[Problem to solve]: Render the lines of the data as a numbered list, starting with the first line and going on through the line that contains "value-cell: 77,661 bbox=[599, 710, 641, 724]". Include both ends and leave out blank lines.

[A run of records]

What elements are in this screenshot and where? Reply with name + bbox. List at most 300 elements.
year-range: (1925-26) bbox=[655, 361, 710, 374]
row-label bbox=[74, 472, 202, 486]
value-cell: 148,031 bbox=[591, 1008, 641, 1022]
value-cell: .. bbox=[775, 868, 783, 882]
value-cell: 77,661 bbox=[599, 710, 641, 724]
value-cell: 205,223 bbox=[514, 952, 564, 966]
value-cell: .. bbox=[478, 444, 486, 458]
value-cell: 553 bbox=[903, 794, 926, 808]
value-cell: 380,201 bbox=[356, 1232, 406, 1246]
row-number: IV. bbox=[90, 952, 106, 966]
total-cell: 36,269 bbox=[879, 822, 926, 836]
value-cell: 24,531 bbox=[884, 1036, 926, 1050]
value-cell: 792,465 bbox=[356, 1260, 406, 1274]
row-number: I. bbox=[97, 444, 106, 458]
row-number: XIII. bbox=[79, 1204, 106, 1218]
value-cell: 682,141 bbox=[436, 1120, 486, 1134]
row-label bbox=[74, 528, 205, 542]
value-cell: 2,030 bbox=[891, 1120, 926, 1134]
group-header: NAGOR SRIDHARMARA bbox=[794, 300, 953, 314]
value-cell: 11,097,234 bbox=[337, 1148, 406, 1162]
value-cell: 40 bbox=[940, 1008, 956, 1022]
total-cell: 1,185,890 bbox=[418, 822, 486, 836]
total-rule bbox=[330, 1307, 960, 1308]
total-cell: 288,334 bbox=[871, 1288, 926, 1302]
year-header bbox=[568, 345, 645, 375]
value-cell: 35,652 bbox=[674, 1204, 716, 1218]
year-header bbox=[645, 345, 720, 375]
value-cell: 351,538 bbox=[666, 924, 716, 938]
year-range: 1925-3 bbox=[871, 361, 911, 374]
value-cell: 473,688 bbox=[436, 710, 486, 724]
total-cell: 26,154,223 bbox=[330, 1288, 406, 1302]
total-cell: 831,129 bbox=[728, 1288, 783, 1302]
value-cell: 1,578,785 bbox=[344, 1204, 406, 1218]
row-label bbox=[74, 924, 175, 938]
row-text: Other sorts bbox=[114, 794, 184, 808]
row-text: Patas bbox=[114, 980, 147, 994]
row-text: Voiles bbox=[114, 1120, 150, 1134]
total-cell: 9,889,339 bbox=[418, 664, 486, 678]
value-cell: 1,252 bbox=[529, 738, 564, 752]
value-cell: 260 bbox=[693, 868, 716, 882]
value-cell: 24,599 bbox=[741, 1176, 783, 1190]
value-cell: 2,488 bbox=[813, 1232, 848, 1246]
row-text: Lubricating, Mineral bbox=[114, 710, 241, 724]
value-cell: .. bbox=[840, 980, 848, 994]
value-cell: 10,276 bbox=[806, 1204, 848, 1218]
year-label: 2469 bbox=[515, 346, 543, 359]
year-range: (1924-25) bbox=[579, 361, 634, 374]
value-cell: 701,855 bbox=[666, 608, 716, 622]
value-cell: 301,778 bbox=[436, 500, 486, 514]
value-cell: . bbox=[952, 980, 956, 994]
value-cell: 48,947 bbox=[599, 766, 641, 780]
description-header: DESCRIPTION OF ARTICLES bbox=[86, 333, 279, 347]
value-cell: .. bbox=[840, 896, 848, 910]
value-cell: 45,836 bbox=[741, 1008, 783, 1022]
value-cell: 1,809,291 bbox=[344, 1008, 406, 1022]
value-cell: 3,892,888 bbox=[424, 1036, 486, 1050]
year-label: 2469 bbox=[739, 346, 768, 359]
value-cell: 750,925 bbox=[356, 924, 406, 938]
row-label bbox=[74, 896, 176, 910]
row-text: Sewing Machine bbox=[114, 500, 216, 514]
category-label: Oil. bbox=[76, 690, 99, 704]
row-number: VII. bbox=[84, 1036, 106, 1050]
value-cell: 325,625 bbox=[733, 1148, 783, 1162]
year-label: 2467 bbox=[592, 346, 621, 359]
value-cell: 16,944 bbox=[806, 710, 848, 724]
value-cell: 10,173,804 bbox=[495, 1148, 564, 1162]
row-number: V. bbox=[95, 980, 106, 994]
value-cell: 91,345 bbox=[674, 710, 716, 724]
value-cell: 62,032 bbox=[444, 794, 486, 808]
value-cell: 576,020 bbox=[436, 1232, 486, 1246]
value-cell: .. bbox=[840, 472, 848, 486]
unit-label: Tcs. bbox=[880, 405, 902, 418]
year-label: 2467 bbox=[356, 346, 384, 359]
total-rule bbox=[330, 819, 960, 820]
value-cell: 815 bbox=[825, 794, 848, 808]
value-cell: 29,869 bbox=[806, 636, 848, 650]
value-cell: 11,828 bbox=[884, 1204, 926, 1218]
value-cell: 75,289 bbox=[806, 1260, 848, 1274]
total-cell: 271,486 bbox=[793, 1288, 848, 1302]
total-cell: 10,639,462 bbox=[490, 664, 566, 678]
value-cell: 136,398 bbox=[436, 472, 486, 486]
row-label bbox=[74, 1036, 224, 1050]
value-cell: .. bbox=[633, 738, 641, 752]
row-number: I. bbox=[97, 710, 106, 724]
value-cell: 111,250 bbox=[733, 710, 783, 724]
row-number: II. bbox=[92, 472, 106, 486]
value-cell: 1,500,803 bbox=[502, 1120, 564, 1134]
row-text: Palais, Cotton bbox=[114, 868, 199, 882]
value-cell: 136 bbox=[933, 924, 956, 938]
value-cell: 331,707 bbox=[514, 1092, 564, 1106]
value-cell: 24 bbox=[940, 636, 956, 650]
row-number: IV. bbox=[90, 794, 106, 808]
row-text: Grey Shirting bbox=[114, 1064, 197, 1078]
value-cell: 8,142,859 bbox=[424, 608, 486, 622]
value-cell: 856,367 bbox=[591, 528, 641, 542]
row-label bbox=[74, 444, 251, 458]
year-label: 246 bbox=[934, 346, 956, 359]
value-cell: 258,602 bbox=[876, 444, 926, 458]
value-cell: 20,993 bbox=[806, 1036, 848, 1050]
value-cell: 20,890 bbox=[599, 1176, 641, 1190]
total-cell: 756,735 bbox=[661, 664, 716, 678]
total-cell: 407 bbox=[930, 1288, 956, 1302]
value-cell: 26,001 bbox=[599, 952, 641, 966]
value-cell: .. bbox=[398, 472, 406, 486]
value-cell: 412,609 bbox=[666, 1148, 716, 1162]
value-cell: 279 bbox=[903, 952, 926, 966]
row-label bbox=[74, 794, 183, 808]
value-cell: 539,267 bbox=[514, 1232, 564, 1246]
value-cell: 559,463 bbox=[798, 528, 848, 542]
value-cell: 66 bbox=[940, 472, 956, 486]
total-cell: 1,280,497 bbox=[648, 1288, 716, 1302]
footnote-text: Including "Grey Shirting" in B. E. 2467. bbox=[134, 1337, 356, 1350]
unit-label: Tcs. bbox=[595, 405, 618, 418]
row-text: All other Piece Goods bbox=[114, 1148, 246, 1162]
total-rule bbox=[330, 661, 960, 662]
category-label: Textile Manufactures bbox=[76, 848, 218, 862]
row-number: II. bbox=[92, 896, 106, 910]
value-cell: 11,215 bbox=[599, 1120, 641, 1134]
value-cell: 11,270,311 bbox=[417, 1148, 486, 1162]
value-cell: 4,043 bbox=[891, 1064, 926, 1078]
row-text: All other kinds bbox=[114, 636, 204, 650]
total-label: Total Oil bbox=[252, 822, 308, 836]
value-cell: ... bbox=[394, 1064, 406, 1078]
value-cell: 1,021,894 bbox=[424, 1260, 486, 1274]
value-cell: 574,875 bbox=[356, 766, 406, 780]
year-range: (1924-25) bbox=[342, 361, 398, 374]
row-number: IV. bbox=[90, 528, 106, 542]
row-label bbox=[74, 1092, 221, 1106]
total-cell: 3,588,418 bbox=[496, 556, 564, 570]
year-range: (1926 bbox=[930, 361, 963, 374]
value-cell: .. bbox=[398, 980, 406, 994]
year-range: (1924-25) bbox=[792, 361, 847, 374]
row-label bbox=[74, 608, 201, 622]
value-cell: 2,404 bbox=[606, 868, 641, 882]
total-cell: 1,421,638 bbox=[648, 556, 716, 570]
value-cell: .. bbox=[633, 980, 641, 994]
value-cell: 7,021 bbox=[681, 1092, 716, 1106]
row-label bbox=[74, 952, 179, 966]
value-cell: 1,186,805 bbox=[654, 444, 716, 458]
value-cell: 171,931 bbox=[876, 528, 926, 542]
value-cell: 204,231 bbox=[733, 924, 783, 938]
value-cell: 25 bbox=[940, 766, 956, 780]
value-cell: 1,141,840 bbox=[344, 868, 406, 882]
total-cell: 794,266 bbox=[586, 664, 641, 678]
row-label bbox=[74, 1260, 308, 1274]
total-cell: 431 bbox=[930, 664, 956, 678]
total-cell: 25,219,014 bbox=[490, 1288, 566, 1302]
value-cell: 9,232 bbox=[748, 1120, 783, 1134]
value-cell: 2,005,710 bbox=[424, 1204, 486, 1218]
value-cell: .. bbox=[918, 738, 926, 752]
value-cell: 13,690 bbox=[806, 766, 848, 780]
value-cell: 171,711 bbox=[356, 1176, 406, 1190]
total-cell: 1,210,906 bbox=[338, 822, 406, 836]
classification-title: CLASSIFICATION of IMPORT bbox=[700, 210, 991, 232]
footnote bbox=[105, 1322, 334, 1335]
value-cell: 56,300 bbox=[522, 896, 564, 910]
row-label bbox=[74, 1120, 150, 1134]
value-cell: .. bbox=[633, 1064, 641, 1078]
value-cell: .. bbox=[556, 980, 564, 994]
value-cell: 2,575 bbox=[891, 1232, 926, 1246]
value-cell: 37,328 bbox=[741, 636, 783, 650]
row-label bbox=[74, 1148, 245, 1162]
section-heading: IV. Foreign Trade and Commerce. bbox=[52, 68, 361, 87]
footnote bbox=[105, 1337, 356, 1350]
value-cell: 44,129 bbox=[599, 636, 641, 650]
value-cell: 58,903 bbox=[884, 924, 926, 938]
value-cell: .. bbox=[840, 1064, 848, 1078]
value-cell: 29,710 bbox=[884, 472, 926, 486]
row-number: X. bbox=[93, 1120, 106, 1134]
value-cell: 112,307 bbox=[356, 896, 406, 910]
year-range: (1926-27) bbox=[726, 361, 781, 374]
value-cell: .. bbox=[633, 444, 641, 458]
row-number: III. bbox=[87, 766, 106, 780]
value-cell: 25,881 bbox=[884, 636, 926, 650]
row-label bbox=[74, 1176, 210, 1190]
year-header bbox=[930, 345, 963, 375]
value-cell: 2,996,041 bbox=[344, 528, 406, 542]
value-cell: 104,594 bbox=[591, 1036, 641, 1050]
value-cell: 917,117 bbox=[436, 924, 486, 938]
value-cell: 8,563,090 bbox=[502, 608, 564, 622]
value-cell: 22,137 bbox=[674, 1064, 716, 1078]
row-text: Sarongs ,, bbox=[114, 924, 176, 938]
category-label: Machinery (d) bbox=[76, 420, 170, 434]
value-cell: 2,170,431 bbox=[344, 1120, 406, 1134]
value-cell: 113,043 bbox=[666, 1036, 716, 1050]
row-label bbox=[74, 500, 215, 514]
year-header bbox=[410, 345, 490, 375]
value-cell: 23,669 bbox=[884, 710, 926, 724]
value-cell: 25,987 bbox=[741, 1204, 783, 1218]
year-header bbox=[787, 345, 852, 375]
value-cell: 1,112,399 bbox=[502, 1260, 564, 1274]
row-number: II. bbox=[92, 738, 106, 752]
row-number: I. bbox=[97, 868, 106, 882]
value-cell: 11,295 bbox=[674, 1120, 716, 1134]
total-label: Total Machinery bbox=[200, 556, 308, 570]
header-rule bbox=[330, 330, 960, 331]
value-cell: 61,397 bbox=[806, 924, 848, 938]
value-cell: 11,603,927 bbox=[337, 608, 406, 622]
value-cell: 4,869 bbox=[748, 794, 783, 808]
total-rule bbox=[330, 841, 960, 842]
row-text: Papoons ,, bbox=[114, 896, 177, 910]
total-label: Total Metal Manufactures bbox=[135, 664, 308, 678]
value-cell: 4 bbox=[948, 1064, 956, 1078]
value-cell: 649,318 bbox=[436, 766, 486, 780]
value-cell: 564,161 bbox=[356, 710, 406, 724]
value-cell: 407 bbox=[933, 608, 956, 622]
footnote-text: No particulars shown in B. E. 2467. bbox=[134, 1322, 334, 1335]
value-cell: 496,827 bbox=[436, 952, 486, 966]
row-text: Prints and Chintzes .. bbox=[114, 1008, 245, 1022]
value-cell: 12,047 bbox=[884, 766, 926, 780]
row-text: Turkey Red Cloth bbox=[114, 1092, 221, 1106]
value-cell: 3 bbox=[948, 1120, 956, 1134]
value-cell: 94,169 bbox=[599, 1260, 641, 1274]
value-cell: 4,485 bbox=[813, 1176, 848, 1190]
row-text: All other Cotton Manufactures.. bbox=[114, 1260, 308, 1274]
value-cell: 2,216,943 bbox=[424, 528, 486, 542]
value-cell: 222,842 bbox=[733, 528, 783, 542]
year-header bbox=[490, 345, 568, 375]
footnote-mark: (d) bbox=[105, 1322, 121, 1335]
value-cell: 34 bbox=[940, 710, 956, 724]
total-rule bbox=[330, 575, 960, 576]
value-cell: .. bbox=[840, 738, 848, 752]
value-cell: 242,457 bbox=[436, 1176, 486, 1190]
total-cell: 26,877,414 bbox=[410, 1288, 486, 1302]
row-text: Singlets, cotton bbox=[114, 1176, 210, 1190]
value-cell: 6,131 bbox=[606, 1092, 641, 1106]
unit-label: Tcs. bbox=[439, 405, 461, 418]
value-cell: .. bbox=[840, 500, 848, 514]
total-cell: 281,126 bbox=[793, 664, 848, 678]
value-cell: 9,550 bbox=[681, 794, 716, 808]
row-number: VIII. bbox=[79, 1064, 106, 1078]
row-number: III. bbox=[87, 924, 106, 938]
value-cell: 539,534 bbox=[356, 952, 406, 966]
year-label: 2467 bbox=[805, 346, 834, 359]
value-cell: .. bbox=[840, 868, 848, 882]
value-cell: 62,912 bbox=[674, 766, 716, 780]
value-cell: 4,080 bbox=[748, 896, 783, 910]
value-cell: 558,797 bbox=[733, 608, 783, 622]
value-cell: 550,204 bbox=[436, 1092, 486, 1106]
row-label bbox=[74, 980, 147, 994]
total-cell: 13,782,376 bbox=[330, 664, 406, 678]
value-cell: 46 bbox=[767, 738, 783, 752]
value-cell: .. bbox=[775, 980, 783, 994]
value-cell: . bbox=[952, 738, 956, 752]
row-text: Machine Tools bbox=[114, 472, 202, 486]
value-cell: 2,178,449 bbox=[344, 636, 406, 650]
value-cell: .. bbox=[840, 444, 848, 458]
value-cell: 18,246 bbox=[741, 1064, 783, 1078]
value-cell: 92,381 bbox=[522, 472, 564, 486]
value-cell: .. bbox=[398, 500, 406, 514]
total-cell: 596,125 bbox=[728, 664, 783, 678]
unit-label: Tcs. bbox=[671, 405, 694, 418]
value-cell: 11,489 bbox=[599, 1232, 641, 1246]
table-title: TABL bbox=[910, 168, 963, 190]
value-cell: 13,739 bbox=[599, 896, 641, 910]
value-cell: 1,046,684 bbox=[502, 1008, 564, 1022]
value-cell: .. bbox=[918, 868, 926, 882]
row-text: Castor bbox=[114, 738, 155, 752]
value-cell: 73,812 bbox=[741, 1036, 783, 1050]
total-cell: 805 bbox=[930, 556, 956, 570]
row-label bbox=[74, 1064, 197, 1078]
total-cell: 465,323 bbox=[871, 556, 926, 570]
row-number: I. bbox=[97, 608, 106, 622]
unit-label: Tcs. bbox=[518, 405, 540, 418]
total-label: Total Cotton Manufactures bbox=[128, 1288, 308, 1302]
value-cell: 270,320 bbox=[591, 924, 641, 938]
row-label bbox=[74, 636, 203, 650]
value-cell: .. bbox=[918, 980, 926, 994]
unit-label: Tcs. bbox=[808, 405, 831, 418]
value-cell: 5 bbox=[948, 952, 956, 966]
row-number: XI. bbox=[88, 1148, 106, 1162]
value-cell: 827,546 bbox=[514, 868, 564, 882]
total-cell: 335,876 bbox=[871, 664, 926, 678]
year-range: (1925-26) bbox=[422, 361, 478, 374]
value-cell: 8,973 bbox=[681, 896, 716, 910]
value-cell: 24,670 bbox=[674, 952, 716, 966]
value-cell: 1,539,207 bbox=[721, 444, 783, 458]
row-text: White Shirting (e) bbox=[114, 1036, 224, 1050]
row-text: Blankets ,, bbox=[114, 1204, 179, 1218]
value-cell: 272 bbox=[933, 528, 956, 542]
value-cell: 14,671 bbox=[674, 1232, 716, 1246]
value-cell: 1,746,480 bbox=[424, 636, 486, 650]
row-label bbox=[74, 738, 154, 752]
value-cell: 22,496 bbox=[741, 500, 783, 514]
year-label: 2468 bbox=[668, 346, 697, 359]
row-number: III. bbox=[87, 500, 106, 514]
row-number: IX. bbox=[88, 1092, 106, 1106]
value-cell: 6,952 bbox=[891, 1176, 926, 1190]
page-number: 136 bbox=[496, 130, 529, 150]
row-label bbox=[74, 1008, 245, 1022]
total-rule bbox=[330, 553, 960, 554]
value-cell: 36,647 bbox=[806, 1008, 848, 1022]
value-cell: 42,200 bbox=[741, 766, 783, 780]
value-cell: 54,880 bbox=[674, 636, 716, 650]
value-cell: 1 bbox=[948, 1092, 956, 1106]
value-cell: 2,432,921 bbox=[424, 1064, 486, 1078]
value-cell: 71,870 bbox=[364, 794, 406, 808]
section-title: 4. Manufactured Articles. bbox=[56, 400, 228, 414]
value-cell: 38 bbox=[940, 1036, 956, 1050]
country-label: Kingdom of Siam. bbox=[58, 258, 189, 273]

[Answer]:
1. What elements are in this screenshot and where? Reply with name + bbox. List at most 300 elements.
2. year-range: (1925-26) bbox=[655, 361, 710, 374]
3. row-label bbox=[74, 472, 202, 486]
4. value-cell: 148,031 bbox=[591, 1008, 641, 1022]
5. value-cell: .. bbox=[775, 868, 783, 882]
6. value-cell: 77,661 bbox=[599, 710, 641, 724]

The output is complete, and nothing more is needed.